Text provided –

________________________

How to spot audio deepfakes (2024)

It took a New Orleans street magician only 20 minutes and $1 to create audio that sounded like President Joe Biden discouraging Democrats from voting in the New Hampshire primary.

The robocall was found to be a product of artificial intelligence, and soon after, the Federal Communications Commission banned AI-generated voices in robocalls.

But identifying AI-generated audio in the wild is easier said than done.

We tested four free online tools that claim to determine whether an audio clip is AI-generated. Only one of them signaled that the Biden-like robocall was likely AI-generated. Experts told us that AI audio detection tools are lacking in accuracy and shouldn’t be trusted on their own. Nevertheless, people can employ other techniques to spot potential misinformation.

"Audio deepfakes may be more challenging to detect than image or video deepfakes," said Manjeet Rege, director of the Center for Applied Artificial Intelligence at the University of St. Thomas. "Audio lacks the full context and visual cues of video, so believable audio alone is easier to synthesize convincingly."

The challenge of identifying audio deepfakes

Many people have called a business or government agency and heard an automatic response from a synthetic voice.

But only recently did people start using the technology to create deepfakes, said Siwei Lyu, a computer science and engineering professor at the University at Buffalo.

Lyu said audio deepfakes typically fall under two types: text-to-speech and voice conversion. The biggest difference between the two, he said, is the input. Text-to-speech systems enable computers to convert text into what sounds like a spoken voice. Voice conversion, by contrast, will take a person’s voice and manipulate it so that it sounds like another person’s voice, retaining the emotion and inhalation patterns of the original speech.

Creating deepfake audio is an attractive alternative to creating deepfake video because audio is easier and cheaper to produce.

For example, online startup ElevenLabs, offers a free plan to people seeking to convert text to speech. The startup has gained prominence in the industry and was recently valued at $1.1 billion after raising $80 million in venture capital funding. Its paid plans start at $1 per month and its products also include voice cloning, which allows users to create synthetic copies of their own voices, and a tool that can help people classify whether something is AI-generated.

"The rise of audio deepfakes opens up disturbing possibilities for spreading misinformation," Rege said. Aside from making it possible for machines to impersonate public figures, politicians and celebrities, falsified audio could also be used to trick security systems that make use of voice authentication, he said. For example, a Vice reporter in February 2023 demonstrated how he was able to trick his bank’s authentication system by calling its service line and playing clips of his AI-powered cloned voice.

________________________

Provided data –
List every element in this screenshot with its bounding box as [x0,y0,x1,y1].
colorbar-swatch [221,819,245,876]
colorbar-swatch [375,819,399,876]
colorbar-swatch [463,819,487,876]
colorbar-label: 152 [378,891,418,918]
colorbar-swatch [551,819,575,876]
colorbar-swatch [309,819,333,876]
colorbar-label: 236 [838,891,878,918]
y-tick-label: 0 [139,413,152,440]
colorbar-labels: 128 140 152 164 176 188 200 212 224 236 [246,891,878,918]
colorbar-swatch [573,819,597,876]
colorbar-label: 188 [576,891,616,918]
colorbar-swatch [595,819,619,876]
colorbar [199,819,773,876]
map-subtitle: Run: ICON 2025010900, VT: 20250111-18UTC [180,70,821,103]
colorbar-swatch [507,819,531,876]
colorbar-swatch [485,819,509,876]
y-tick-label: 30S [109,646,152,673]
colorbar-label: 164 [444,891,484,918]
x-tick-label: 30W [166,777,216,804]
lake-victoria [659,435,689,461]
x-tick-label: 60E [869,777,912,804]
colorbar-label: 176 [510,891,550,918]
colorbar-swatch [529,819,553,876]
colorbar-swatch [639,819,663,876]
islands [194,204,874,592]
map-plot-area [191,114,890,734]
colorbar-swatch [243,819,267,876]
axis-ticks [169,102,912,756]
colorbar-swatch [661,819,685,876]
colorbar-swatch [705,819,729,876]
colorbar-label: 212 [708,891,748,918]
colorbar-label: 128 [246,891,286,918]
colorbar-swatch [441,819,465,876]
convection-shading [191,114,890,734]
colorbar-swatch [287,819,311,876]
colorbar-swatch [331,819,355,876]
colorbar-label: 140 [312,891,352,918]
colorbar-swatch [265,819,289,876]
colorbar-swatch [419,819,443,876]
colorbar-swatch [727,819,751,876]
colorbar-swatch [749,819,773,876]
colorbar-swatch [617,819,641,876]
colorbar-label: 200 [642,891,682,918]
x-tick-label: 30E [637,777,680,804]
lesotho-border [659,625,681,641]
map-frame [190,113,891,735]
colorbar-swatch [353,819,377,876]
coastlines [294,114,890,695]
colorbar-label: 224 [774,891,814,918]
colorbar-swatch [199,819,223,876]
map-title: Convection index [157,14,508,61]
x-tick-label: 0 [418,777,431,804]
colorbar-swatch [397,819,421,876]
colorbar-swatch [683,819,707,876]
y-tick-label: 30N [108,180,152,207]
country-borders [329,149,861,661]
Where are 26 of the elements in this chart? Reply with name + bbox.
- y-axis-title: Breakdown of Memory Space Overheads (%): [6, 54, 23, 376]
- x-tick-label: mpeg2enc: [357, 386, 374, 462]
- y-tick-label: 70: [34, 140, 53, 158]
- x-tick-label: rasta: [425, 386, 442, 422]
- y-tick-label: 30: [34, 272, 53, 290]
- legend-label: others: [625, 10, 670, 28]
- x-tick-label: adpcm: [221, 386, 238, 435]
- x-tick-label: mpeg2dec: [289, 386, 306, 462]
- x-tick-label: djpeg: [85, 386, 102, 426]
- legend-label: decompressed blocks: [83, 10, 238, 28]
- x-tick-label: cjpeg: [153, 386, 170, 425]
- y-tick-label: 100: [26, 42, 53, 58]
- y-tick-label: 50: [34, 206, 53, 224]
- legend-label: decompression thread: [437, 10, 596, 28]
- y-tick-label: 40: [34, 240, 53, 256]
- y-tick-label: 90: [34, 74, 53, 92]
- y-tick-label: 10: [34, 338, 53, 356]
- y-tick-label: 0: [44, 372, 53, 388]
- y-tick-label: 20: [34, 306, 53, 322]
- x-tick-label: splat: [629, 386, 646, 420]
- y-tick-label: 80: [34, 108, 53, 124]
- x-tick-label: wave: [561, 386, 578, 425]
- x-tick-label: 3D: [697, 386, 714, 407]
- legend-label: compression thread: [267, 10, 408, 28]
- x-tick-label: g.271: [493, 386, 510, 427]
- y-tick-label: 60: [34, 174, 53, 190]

________________________

Parts of the exercise –
(a) In the audio deepfakes article, what two types do audio deepfakes typically fall under?
(b) Write out the passage of the audio deepfakes article word for word, starting at "It took a New" and ending at "spot potential misinformation.".
(c) Carry the audio deepfakes article on from the point where it stops.
The records aren't needed for any of this.

Responses in order –
(a) Text-to-speech and voice conversion.

(b)
It took a New Orleans street magician only 20 minutes and $1 to create audio that sounded like President Joe Biden discouraging Democrats from voting in the New Hampshire primary.

The robocall was found to be a product of artificial intelligence, and soon after, the Federal Communications Commission banned AI-generated voices in robocalls.

But identifying AI-generated audio in the wild is easier said than done.

We tested four free online tools that claim to determine whether an audio clip is AI-generated. Only one of them signaled that the Biden-like robocall was likely AI-generated. Experts told us that AI audio detection tools are lacking in accuracy and shouldn’t be trusted on their own. Nevertheless, people can employ other techniques to spot potential misinformation.

(c)
Rege warned that fake audio could have implications for court cases, intelligence operations and politics. Some potential scenarios:

Rege and Lyu said synthetic audio is created using "deep learning" technology that trains AI models to learn characteristics of speech based on a large dataset of diverse speakers, voices and conversations. With this information, the technology can recreate speech.

PolitiFact identified TikTok and YouTube accounts that uploaded videos that perpetuated false narratives about the 2024 election using audio that expert analysis showed was generated by AI.

Because audio is one-dimensional and more ephemeral than images and videos, Lyu said, it’s harder to determine when it’s not real; this makes it more effective at misleading people. It’s harder to review a piece of audio to check for signs of AI generation. You can pause a video or inspect an image you encounter online. But if you pick up a call, you might not realize you’re listening to AI-generated audio or get to record it. Without a digital copy, it would be hard to analyze the audio.

Detection tools fall short

With audio deepfake technology evolving quickly, the tools designed to detect them are struggling to keep up.

"Detecting audio deepfakes is an active research area, meaning that it is currently treated as an unsolved problem," said Jennifer Williams, a lecturer at the University of Southampton who specializes in audio AI safety.

Many online tools that claim to detect AI generated voices are available only with a paid subscription or upon demo request. Others ask customers to send the audio file to an email address.

We looked for free options.

V.S. Subrahmanian, a Northwestern University computer science professor, launched his own AI audio detection experiment at the Northwestern Security & AI Lab, which he leads. The group tested 14 off-the-shelf or free, publicly available audio deepfake detection tools, he said. The research is not yet publicly available, but he said the results were discouraging.

"You cannot rely on audio deepfake detectors today and I cannot recommend one for use," Subrahmanian said.

We persevered, anyway, and found three free tools: ElevenLabs’ Speech Classifier, AI or Not and PlayHT. We also tested the DeepFake-O-Meter, which was developed by the University at Buffalo Media Forensic Lab, which Lyu heads.

For our experiment, we obtained a copy of the fake Biden robocall from the New Hampshire attorney general’s office and ran it through the four tools.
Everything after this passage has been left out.